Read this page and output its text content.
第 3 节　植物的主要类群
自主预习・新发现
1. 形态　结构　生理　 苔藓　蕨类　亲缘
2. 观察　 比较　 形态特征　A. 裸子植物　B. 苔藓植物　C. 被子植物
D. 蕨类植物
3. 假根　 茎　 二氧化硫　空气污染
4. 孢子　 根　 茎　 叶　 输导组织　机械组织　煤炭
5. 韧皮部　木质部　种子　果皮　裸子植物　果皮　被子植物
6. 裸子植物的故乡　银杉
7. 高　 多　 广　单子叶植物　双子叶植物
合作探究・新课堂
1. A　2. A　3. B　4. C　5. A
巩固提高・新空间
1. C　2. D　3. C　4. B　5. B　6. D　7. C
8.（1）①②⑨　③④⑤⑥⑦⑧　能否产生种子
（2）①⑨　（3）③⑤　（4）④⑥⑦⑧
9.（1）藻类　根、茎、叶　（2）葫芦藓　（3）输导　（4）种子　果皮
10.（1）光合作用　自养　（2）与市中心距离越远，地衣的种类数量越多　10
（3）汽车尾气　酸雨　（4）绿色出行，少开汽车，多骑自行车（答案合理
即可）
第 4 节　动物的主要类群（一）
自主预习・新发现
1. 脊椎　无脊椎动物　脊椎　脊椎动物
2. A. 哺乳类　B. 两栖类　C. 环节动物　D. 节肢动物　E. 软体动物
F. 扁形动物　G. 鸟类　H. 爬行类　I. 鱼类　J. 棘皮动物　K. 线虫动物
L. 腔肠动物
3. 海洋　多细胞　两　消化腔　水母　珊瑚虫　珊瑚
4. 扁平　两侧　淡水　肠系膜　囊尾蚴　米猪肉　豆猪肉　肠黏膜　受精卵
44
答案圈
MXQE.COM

● THE EXERCISE
Reproduce all of the records exactly.

● TASK ANSWER
Read this page and output its text content.
第 3 节　植物的主要类群
自主预习・新发现
1. 形态　结构　生理　 苔藓　蕨类　亲缘
2. 观察　 比较　 形态特征　A. 裸子植物　B. 苔藓植物　C. 被子植物
D. 蕨类植物
3. 假根　 茎　 二氧化硫　空气污染
4. 孢子　 根　 茎　 叶　 输导组织　机械组织　煤炭
5. 韧皮部　木质部　种子　果皮　裸子植物　果皮　被子植物
6. 裸子植物的故乡　银杉
7. 高　 多　 广　单子叶植物　双子叶植物
合作探究・新课堂
1. A　2. A　3. B　4. C　5. A
巩固提高・新空间
1. C　2. D　3. C　4. B　5. B　6. D　7. C
8.（1）①②⑨　③④⑤⑥⑦⑧　能否产生种子
（2）①⑨　（3）③⑤　（4）④⑥⑦⑧
9.（1）藻类　根、茎、叶　（2）葫芦藓　（3）输导　（4）种子　果皮
10.（1）光合作用　自养　（2）与市中心距离越远，地衣的种类数量越多　10
（3）汽车尾气　酸雨　（4）绿色出行，少开汽车，多骑自行车（答案合理
即可）
第 4 节　动物的主要类群（一）
自主预习・新发现
1. 脊椎　无脊椎动物　脊椎　脊椎动物
2. A. 哺乳类　B. 两栖类　C. 环节动物　D. 节肢动物　E. 软体动物
F. 扁形动物　G. 鸟类　H. 爬行类　I. 鱼类　J. 棘皮动物　K. 线虫动物
L. 腔肠动物
3. 海洋　多细胞　两　消化腔　水母　珊瑚虫　珊瑚
4. 扁平　两侧　淡水　肠系膜　囊尾蚴　米猪肉　豆猪肉　肠黏膜　受精卵
44
答案圈
MXQE.COM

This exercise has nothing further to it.